● SELECTED TEXT

>> BEGIN

2 Replies Latest reply on Jun 16, 2010 8:22 AM by 766393

    Insert several millions of triples : which solution is the fastest ?

    766393
      Hi,

      Here is my context :
      - I need to populate a model regularly (contains about 20 000 000 triples)
      - The triples are created in about a hundred steps, each step creating between a few thousands and half a million triples
      - Several steps contain the same triples, but I cannot find out about these intersections in advance.
      - Going through all steps with an in-memory Jena model and addInBulk-ing at the end is impossible due to memory usage.

      Here are the solutions I tested :
      - going through all steps and running addInBulk each time (very slow)
      - going through blocks of steps and running addInBulk a few times. (better, but getting slower and slower towards the end. The last addInBulk runs at ~1000 triples/s while the first one was running at ~4000 triples/s - probably due to uniqueness constraints ?)

      Would you know a faster way to insert all of these ?
      (a way to disable the uniqueness constraint and run it at the end / another way to insert (via files ?) / anything ?)

      Thanks

      Regards

      Julien
        • 1. Re: Insert several millions of triples : which solution is the fastest ?
          715399
          Hi Julien,


          In order to improve loading speed, you might want to drop the application table index before loading:

          GraphOracleSem.dropApplicationTableIndex() ,

          and rebuild it later with GraphOracleSem.rebuildApplicationTableIndex()


          Vlad
          • 2. Re: Insert several millions of triples : which solution is the fastest ?
            766393
            Thanks.

            Here are the results (the numbers I gave in my first post were apparently wrong, sorry).

            Is this the kind of improvement you were expecting ? It seems quite faint.

            When I did not drop the index :
            - 1st insert : 1896st/s (~4.5M triples)
            - 2nd insert : 1901st/s (~2.5M triples)
            - ...
            - last insert : 900st/s (~1M triples)

            Using your advice (dropping app table index) :
            - 1st insert : 2030st/s (~4M triples)
            - 2nd insert : 2300st/s (~2.5M triples)
            - ...
            - last insert : 1000st/s (~1M triples)

            By the way, are there statistics / benchmarks / etc regarding Oracle Semantic Technologies ?

            Thanks

            Regards
            Julien

>> END

[Dataset rows]
>> BEGIN

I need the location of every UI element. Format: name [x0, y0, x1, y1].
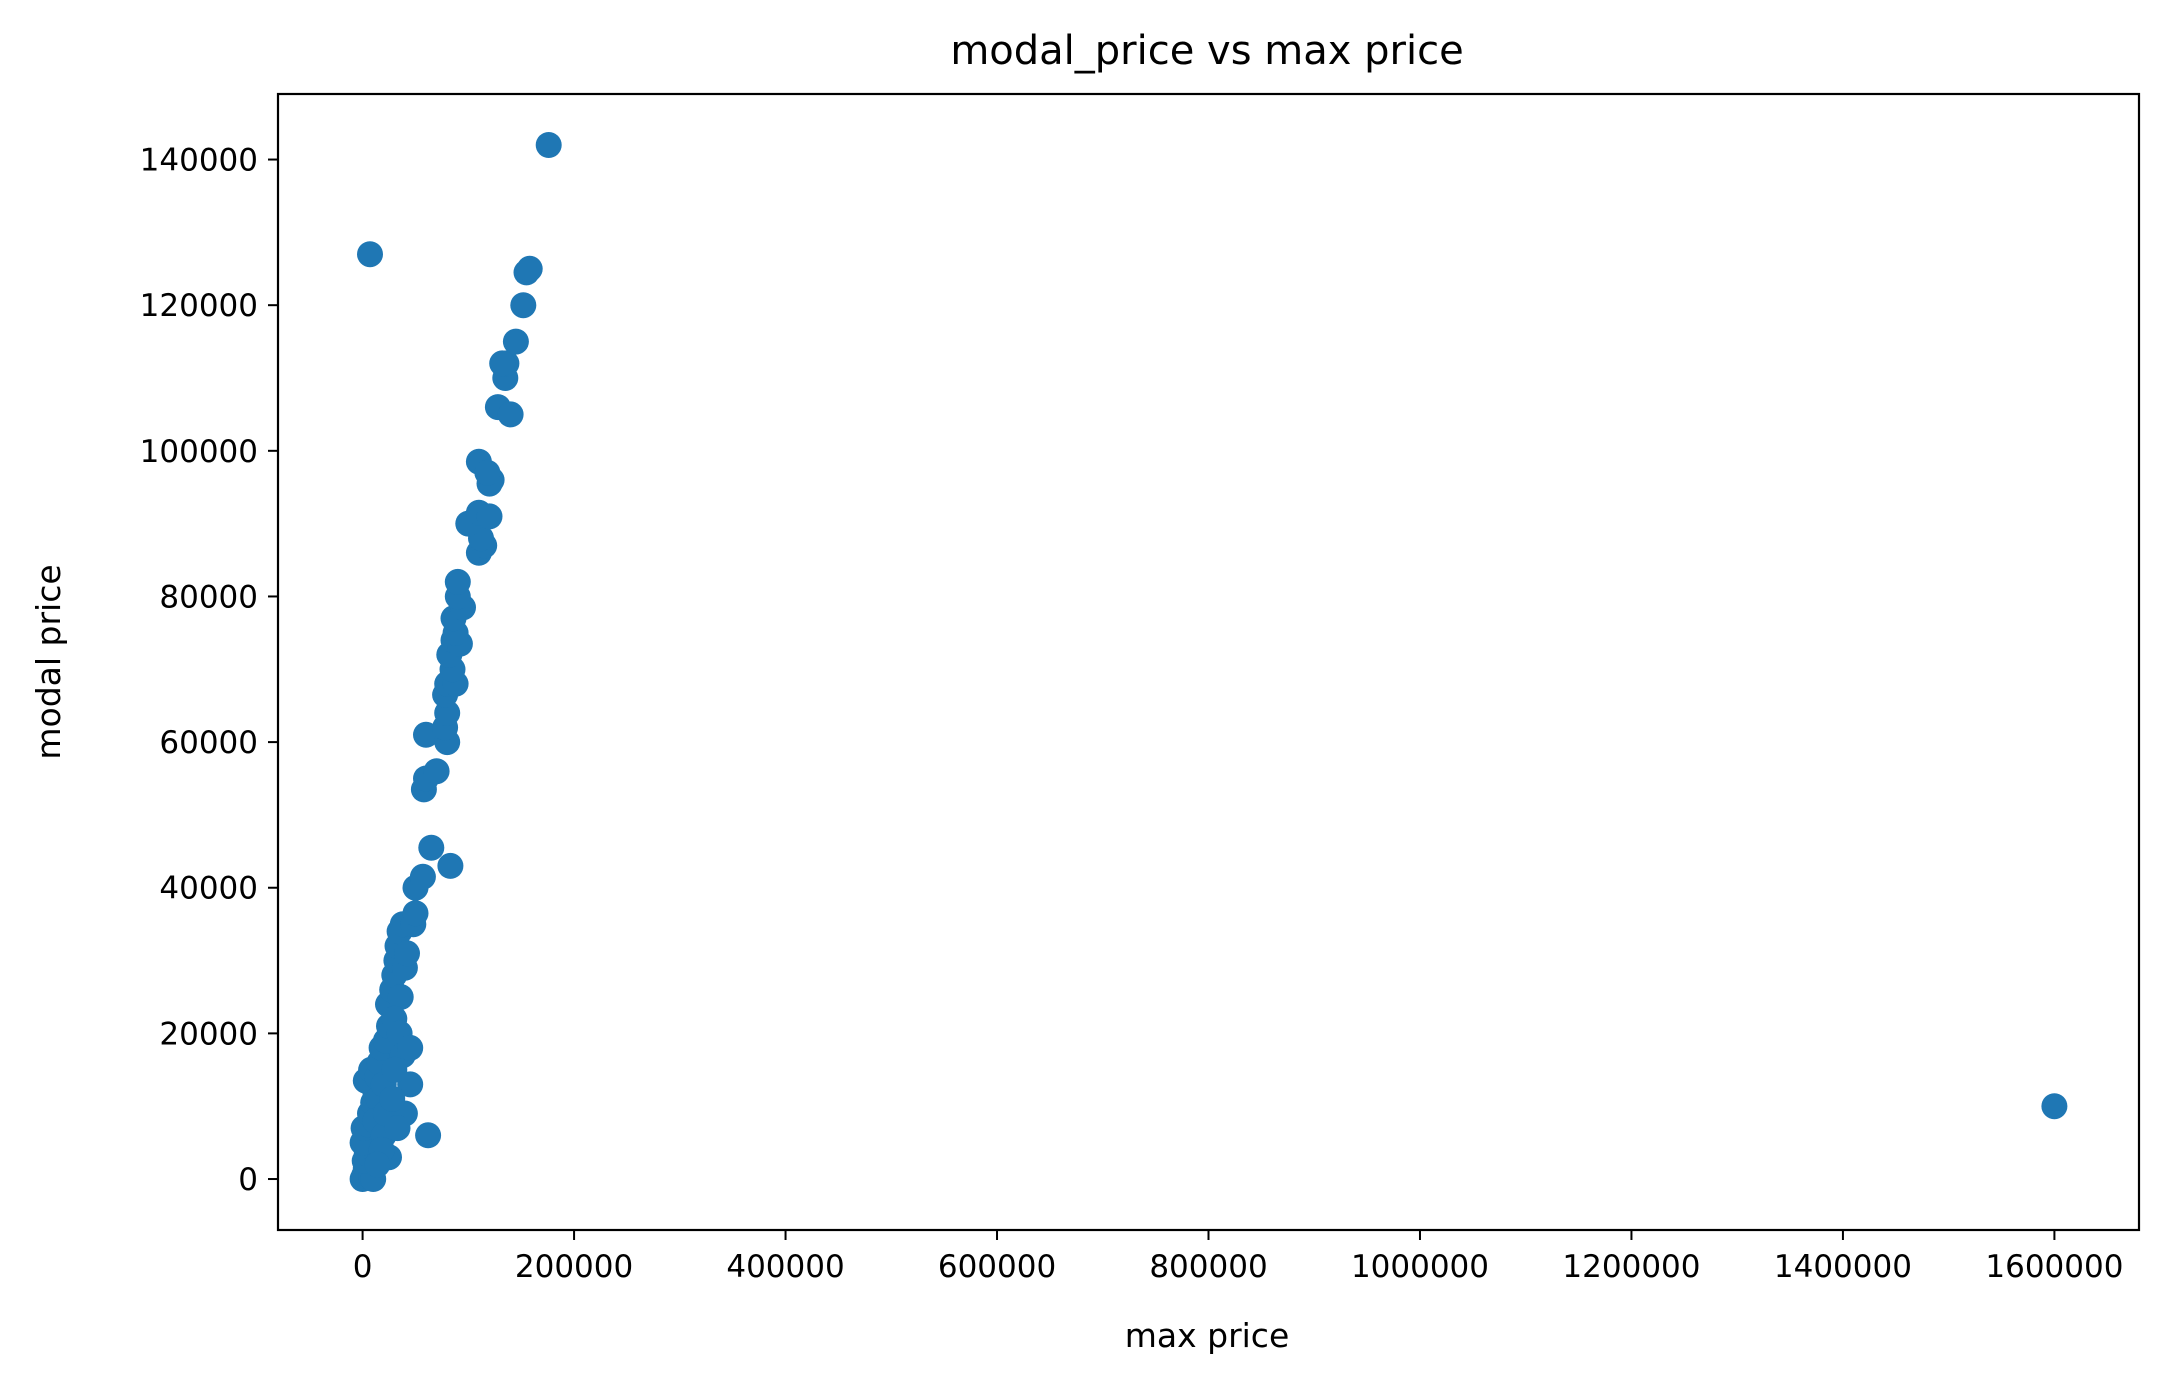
data-point [423, 758, 450, 785]
data-point [474, 459, 501, 486]
y-tick-label: 140000 [140, 143, 258, 179]
data-point [409, 863, 436, 890]
x-tick-label: 200000 [515, 1249, 633, 1285]
data-point [2041, 1093, 2068, 1120]
data-point [502, 328, 529, 355]
y-tick-label: 120000 [140, 288, 258, 324]
data-point [364, 1151, 391, 1178]
x-axis-ticks: 0 200000 400000 600000 800000 1000000 1200000 1… [353, 1230, 2123, 1285]
y-tick-label: 0 [238, 1162, 258, 1198]
data-point [397, 1034, 424, 1061]
y-axis-ticks: 0 20000 40000 60000 80000 100000 120000 140000 [140, 143, 278, 1198]
data-point [516, 255, 543, 282]
data-point [387, 984, 414, 1010]
x-tick-label: 600000 [938, 1249, 1056, 1285]
data-point [489, 350, 516, 377]
data-point [476, 503, 503, 530]
data-point [357, 241, 383, 268]
y-tick-label: 40000 [159, 871, 258, 907]
x-tick-label: 400000 [726, 1249, 844, 1285]
data-point [381, 1056, 408, 1083]
x-tick-label: 1400000 [1774, 1249, 1912, 1285]
data-point [384, 1115, 411, 1142]
y-tick-label: 100000 [140, 434, 258, 470]
x-tick-label: 1200000 [1562, 1249, 1700, 1285]
data-point [394, 940, 420, 967]
data-point [497, 401, 524, 428]
data-point [535, 132, 562, 158]
x-tick-label: 0 [353, 1249, 373, 1285]
y-tick-label: 80000 [159, 579, 258, 615]
data-point [418, 834, 445, 861]
x-tick-label: 1600000 [1985, 1249, 2123, 1285]
chart-title: modal_price vs max price [950, 28, 1463, 74]
data-point [415, 1122, 442, 1149]
x-tick-label: 800000 [1149, 1249, 1267, 1285]
data-point [437, 852, 464, 879]
x-tick-label: 1000000 [1351, 1249, 1489, 1285]
data-point [402, 900, 429, 927]
y-axis-label: modal price [29, 564, 68, 759]
y-tick-label: 20000 [159, 1016, 258, 1052]
data-point [510, 292, 537, 319]
y-tick-label: 60000 [159, 725, 258, 761]
data-points [349, 132, 2068, 1192]
x-axis-label: max price [1125, 1316, 1290, 1355]
data-point [379, 1085, 406, 1112]
data-point [444, 568, 471, 595]
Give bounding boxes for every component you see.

>> END

● SHORT PROBLEM A
Reproduce the passage of the forum thread on inserting triples between "In order to" and "apparently wrong, sorry).", inclusive, word for word.
● SHORT PROBLEM B
Render this sentence from the forum thread on inserting triples into Spanish: "Several steps contain the same triples, but I cannot find out about these intersections in advance."

● COMPLETE OUTPUT A
In order to improve loading speed, you might want to drop the application table index before loading:

          GraphOracleSem.dropApplicationTableIndex() ,

          and rebuild it later with GraphOracleSem.rebuildApplicationTableIndex()


          Vlad
          • 2. Re: Insert several millions of triples : which solution is the fastest ?
            766393
            Thanks.

            Here are the results (the numbers I gave in my first post were apparently wrong, sorry).

● COMPLETE OUTPUT B
Varios pasos contienen las mismas tripletas, pero no puedo averiguar estas intersecciones de antemano.